> **EXERCISE BRIEF**: Go through the data below. List every line that holds the word "name".

——

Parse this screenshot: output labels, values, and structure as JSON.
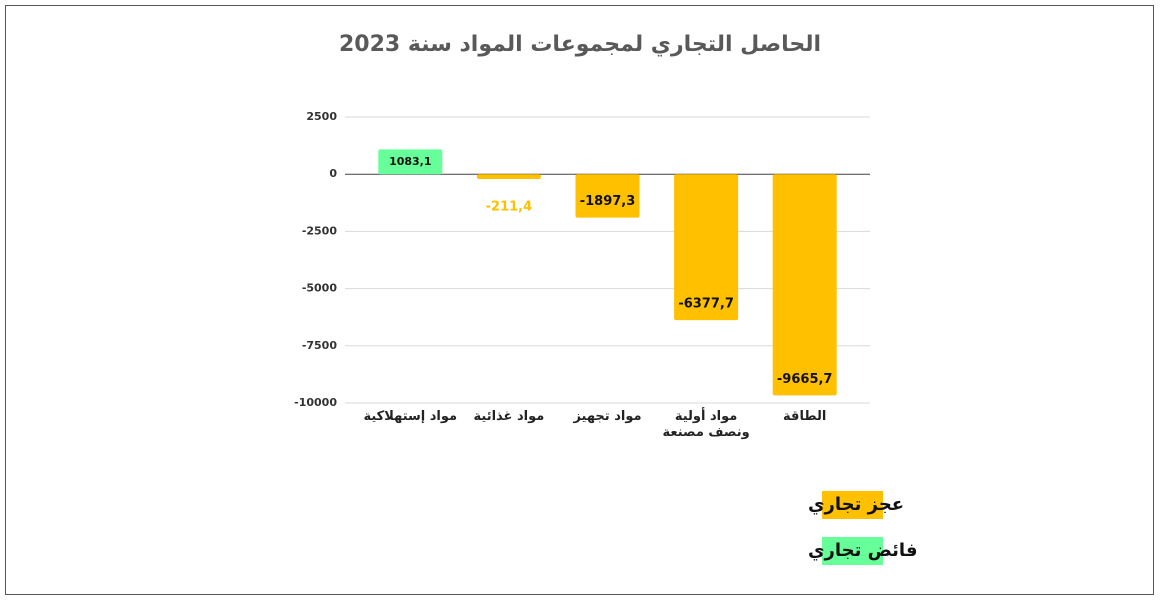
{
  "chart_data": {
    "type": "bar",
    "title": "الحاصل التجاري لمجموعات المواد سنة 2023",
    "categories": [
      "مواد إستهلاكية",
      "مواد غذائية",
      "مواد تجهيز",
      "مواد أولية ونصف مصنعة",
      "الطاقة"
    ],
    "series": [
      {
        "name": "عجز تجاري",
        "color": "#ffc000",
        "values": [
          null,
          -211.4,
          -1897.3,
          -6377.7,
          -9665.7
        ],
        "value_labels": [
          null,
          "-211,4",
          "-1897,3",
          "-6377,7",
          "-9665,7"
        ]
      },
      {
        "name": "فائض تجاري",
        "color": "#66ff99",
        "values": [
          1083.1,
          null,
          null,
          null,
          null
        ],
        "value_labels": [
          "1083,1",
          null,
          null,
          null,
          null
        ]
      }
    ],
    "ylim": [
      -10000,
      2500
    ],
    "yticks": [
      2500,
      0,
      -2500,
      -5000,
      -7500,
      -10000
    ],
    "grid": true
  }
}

——

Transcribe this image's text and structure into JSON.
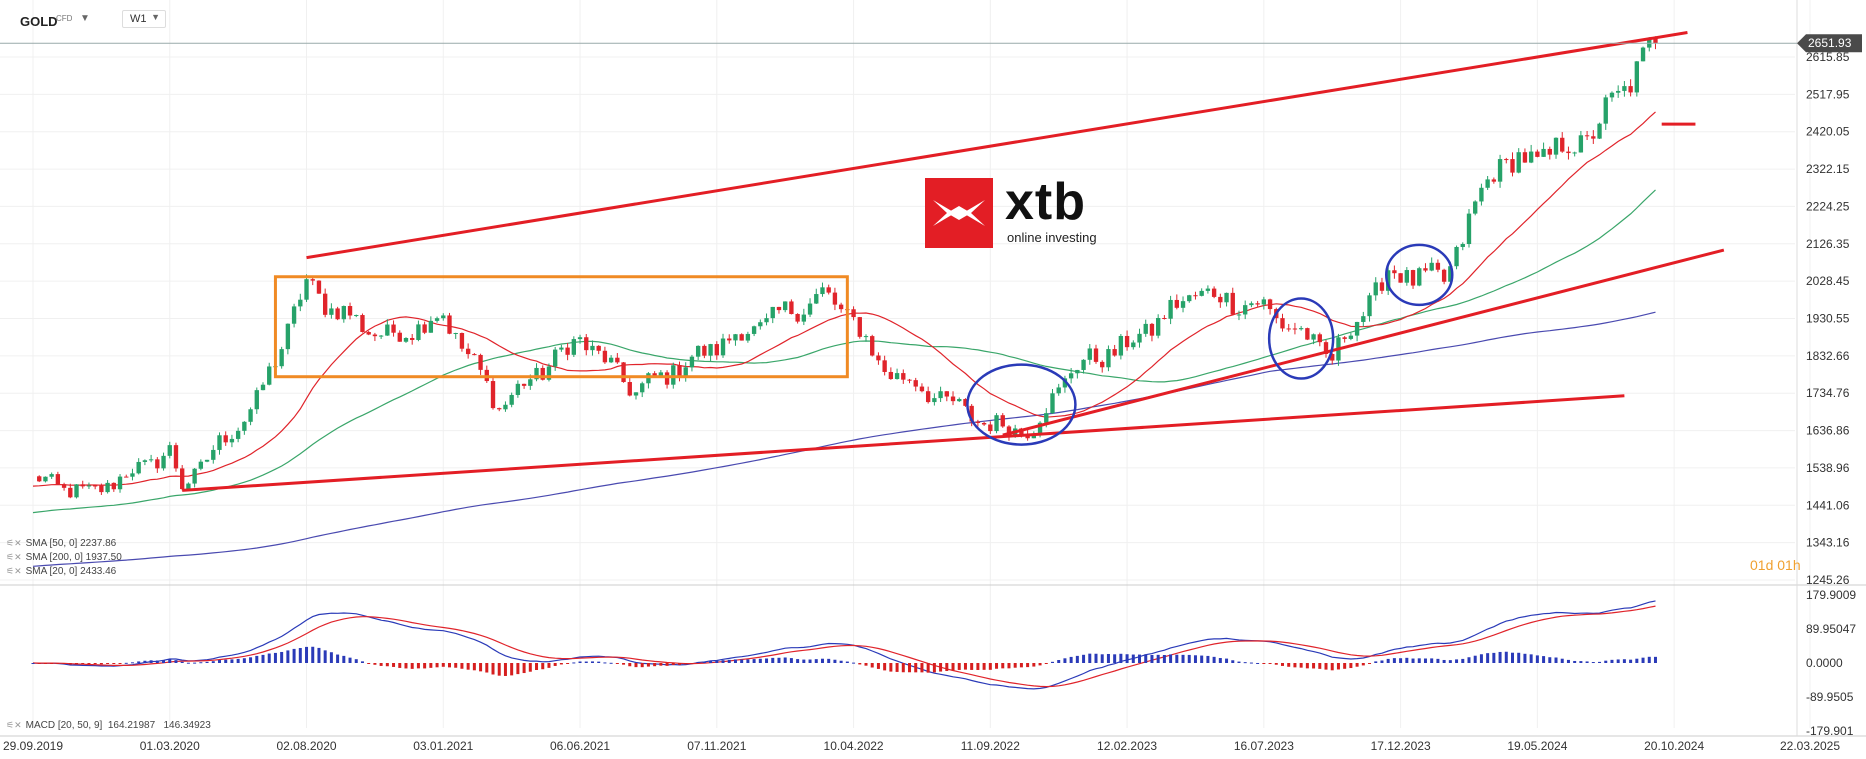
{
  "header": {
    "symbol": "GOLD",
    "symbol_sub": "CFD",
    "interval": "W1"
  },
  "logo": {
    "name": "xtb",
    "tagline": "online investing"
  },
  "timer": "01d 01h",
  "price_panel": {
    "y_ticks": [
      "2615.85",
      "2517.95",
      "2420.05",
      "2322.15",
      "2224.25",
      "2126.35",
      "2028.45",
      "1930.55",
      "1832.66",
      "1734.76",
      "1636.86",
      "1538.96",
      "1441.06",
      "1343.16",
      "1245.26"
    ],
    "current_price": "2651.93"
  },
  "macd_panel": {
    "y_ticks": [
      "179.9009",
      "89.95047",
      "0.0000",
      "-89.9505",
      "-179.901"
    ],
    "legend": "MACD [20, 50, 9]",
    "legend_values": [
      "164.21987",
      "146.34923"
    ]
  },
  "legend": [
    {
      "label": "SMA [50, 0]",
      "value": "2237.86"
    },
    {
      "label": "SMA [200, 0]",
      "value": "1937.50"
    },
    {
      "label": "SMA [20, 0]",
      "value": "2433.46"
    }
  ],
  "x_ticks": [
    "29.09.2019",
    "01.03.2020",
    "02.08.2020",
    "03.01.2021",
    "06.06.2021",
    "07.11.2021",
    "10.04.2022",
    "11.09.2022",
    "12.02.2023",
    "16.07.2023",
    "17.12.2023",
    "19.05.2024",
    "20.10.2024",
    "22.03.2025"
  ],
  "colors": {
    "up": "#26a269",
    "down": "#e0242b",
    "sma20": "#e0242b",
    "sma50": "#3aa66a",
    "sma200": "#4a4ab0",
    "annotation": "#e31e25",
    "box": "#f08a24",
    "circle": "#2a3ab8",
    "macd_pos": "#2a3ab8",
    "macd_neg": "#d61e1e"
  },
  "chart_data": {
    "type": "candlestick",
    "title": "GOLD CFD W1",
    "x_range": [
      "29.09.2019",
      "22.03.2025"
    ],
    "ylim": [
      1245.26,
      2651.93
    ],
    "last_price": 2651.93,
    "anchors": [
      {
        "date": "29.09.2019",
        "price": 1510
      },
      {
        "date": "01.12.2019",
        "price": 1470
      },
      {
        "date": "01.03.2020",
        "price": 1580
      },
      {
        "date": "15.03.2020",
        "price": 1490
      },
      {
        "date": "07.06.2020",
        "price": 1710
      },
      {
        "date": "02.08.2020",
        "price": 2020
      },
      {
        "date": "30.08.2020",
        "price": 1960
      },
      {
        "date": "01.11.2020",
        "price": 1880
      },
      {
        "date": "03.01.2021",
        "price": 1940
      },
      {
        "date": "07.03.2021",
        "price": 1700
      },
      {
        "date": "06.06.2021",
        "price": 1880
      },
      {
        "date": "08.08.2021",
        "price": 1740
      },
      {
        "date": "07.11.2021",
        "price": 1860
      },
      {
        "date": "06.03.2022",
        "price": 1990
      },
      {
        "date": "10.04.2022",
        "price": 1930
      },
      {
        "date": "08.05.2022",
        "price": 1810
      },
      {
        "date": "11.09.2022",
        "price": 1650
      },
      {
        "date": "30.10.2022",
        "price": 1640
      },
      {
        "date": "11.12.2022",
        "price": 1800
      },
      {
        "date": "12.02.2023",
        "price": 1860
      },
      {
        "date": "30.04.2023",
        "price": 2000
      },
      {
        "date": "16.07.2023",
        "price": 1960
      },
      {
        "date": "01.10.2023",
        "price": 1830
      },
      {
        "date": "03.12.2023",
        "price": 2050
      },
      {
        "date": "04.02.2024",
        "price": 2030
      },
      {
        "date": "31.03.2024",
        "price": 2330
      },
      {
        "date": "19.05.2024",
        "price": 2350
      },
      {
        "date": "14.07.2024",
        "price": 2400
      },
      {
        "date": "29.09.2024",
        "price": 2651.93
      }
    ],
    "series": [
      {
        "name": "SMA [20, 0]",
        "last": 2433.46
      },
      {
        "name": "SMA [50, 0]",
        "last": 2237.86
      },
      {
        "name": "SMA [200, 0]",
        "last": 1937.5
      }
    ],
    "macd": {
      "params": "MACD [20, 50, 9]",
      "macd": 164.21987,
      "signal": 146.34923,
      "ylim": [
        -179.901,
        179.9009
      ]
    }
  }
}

——

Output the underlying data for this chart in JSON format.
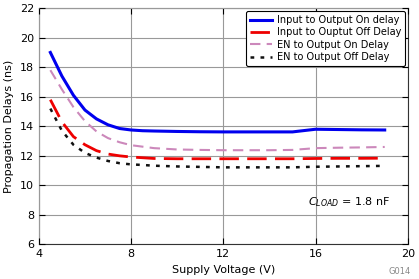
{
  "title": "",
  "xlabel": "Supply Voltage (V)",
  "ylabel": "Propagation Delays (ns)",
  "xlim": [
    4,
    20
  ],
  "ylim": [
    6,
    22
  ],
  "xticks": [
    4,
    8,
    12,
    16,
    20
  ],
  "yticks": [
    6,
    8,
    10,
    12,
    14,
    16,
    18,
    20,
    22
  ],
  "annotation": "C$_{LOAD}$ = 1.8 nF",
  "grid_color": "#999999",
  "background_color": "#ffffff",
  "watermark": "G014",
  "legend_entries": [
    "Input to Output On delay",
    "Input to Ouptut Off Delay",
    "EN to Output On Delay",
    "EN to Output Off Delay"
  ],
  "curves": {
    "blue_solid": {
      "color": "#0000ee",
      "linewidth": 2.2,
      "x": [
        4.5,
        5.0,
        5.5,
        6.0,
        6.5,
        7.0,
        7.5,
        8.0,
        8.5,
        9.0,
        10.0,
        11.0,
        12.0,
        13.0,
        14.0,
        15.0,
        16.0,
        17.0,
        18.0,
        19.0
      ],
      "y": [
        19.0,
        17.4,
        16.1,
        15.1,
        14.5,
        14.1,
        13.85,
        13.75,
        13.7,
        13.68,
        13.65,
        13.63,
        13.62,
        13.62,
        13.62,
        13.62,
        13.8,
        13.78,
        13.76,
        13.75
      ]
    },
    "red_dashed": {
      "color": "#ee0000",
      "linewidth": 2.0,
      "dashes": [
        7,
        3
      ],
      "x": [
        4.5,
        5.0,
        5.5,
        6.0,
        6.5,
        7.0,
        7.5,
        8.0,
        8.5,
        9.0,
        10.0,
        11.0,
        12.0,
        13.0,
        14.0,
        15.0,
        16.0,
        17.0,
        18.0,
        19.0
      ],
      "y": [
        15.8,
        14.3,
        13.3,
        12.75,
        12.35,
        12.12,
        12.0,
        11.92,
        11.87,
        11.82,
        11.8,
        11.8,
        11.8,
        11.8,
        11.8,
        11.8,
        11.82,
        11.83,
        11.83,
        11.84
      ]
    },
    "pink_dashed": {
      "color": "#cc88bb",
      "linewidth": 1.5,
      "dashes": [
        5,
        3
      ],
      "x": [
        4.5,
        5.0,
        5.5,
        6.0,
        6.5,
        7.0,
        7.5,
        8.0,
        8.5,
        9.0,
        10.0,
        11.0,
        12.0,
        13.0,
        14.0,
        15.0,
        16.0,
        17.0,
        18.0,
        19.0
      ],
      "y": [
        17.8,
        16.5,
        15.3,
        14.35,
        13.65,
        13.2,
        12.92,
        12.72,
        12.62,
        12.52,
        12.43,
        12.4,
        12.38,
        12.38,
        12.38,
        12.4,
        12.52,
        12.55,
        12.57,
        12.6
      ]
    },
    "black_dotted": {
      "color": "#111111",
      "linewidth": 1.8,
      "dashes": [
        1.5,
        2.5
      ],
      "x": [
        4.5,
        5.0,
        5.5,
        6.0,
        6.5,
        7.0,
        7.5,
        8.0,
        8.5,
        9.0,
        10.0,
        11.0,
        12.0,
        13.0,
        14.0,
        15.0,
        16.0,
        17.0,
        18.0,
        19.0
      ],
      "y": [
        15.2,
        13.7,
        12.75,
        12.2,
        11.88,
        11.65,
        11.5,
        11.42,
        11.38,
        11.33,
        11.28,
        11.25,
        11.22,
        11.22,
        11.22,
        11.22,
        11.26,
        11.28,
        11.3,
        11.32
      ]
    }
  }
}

——

> **RESPONSE FOR THIS EXERCISE**:
        "name": "عجز تجاري",
        "name": "فائض تجاري",
    "name": "xtb",
        "name": "SMA [20, 0]",
        "name": "SMA [50, 0]",
        "name": "SMA [200, 0]",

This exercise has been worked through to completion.